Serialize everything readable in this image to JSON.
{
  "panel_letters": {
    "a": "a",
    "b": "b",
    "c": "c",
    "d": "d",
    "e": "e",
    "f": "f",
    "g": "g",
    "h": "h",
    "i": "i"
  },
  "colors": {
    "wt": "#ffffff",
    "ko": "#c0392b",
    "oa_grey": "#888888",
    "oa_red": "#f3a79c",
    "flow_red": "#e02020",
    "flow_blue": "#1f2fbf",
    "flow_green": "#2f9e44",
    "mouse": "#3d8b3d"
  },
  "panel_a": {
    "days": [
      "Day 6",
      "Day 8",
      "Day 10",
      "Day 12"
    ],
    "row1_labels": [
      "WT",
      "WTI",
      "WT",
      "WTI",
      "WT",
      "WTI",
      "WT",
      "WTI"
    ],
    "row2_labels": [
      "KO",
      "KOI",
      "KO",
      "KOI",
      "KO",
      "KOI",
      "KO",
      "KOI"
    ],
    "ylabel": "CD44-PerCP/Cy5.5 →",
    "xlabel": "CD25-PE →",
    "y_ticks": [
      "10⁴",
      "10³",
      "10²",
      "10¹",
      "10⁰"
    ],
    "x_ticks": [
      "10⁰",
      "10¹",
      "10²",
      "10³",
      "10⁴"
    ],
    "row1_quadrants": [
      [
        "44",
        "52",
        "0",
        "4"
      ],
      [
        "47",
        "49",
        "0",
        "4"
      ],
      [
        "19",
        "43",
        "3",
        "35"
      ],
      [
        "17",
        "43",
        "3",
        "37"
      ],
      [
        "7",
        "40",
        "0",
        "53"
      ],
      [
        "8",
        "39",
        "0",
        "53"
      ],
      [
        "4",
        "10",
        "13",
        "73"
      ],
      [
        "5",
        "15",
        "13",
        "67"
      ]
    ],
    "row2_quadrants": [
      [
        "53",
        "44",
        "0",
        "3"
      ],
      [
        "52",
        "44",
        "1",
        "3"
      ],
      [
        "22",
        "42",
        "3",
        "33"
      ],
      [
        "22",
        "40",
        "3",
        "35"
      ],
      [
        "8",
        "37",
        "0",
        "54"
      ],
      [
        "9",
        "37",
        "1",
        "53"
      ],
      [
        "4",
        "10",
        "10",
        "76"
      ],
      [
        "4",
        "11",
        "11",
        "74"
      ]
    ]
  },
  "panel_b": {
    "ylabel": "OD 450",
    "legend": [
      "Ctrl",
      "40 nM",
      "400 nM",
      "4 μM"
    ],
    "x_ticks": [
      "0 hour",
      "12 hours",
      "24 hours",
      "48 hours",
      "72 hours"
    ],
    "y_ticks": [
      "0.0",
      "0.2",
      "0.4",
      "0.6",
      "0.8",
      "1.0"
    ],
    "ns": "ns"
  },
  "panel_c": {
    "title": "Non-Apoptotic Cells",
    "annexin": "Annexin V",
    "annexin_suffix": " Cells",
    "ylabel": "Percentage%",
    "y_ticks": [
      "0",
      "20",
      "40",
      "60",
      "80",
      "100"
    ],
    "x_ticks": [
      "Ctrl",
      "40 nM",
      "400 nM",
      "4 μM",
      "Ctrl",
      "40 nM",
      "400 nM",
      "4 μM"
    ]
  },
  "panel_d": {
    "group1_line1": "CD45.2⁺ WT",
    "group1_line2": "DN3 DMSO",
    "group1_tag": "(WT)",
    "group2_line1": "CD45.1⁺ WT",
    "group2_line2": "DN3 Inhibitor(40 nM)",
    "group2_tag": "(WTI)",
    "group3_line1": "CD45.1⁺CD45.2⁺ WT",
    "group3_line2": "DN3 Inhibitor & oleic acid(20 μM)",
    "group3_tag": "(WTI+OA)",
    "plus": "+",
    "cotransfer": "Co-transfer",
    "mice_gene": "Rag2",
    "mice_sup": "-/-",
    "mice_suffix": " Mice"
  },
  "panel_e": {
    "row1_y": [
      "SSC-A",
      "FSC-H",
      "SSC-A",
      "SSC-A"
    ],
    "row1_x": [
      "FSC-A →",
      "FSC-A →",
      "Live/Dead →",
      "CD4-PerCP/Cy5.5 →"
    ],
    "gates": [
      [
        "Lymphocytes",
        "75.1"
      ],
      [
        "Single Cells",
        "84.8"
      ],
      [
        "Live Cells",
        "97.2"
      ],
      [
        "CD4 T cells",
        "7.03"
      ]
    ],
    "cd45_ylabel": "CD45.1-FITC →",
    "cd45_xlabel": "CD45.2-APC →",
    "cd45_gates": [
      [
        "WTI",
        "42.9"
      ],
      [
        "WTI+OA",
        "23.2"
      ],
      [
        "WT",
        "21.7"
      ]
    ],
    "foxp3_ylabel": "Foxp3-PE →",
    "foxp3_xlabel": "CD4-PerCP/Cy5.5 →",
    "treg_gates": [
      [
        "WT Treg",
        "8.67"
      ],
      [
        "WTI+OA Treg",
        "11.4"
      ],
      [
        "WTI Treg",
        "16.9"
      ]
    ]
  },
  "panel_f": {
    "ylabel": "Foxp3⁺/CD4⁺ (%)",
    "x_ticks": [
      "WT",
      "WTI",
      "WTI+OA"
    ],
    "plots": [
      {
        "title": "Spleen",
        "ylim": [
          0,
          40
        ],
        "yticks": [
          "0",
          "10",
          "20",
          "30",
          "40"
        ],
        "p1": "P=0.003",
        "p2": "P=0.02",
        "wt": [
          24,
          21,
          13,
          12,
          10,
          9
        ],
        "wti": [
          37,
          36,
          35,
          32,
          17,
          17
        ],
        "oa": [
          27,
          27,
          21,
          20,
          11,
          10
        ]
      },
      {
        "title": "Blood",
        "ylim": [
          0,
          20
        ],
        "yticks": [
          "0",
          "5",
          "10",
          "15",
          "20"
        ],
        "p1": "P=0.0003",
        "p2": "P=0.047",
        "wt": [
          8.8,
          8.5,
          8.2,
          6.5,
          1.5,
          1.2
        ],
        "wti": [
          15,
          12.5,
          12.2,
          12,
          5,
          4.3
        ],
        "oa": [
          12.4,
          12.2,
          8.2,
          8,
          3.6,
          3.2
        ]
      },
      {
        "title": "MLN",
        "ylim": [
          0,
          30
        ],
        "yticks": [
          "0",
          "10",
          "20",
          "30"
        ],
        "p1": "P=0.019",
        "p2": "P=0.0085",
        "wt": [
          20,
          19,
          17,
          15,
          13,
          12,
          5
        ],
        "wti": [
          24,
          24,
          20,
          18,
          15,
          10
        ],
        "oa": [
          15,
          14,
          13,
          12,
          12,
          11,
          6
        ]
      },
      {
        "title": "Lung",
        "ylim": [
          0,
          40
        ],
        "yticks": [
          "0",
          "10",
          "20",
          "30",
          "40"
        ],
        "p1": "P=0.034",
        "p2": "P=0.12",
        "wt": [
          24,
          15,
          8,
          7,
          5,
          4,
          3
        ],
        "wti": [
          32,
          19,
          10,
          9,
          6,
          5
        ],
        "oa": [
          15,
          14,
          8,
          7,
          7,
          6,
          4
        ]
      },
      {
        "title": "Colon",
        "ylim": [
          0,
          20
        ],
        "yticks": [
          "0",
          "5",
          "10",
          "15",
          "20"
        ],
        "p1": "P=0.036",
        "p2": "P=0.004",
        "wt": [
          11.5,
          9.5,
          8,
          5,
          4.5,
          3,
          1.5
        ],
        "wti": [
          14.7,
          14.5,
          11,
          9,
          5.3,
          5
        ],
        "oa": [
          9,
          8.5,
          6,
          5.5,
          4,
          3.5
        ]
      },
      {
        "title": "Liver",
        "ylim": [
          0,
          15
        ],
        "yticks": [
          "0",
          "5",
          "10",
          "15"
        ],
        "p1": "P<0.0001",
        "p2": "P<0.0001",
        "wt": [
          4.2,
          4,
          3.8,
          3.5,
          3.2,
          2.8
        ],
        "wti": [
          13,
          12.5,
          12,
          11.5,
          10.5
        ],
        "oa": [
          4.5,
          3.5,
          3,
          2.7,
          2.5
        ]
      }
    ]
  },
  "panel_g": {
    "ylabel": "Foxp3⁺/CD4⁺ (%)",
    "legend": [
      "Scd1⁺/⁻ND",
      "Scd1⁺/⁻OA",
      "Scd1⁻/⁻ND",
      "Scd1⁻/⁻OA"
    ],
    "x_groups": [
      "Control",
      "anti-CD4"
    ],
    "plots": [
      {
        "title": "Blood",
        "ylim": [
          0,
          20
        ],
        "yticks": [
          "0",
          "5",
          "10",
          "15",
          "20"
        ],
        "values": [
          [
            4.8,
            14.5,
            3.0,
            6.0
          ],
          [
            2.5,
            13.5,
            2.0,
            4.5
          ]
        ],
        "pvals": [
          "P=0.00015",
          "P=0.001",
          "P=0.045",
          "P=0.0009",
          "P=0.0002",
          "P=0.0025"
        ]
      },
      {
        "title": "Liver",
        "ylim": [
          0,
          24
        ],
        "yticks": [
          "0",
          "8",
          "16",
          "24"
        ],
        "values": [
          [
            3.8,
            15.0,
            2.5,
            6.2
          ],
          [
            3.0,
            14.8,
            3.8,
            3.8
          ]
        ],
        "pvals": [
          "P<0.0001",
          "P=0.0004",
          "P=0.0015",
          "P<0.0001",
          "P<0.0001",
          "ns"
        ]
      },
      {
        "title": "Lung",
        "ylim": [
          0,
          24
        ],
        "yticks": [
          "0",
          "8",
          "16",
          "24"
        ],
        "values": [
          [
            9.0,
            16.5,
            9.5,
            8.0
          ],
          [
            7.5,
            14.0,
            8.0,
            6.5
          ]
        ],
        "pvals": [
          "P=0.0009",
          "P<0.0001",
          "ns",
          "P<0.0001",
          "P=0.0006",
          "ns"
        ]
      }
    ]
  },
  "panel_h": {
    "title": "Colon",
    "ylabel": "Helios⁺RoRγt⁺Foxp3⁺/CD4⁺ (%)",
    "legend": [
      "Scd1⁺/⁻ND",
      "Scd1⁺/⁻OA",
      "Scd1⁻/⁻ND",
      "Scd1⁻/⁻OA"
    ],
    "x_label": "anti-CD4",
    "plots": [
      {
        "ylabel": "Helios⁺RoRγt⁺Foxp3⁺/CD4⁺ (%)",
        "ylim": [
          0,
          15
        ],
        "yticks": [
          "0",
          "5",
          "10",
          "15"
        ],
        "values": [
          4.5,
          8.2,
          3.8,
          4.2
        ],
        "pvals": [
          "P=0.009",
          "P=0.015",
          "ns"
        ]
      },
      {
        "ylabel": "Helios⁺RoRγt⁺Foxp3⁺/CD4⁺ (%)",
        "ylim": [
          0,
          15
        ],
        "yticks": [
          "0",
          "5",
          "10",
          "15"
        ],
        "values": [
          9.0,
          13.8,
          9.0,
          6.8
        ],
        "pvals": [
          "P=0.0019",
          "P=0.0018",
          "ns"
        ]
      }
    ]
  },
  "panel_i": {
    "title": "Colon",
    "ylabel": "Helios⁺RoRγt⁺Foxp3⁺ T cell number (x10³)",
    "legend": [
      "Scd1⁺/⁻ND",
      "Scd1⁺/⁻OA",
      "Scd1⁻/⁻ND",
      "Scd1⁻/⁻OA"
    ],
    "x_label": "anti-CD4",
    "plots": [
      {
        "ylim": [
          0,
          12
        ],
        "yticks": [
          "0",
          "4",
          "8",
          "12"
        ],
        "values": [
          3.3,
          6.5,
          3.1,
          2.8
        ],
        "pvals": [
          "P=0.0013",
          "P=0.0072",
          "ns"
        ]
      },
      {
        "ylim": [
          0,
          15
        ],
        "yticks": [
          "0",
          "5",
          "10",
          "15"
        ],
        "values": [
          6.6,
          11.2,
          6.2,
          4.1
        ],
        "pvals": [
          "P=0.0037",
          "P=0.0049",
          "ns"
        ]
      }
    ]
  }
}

| WHAT THE TASK REQUIRES |
Whenever a line includes the word "Helios", pull it out of the entries.

| RESULT OF THIS TASK |
    "ylabel": "Helios⁺RoRγt⁺Foxp3⁺/CD4⁺ (%)",
        "ylabel": "Helios⁺RoRγt⁺Foxp3⁺/CD4⁺ (%)",
        "ylabel": "Helios⁺RoRγt⁺Foxp3⁺/CD4⁺ (%)",
    "ylabel": "Helios⁺RoRγt⁺Foxp3⁺ T cell number (x10³)",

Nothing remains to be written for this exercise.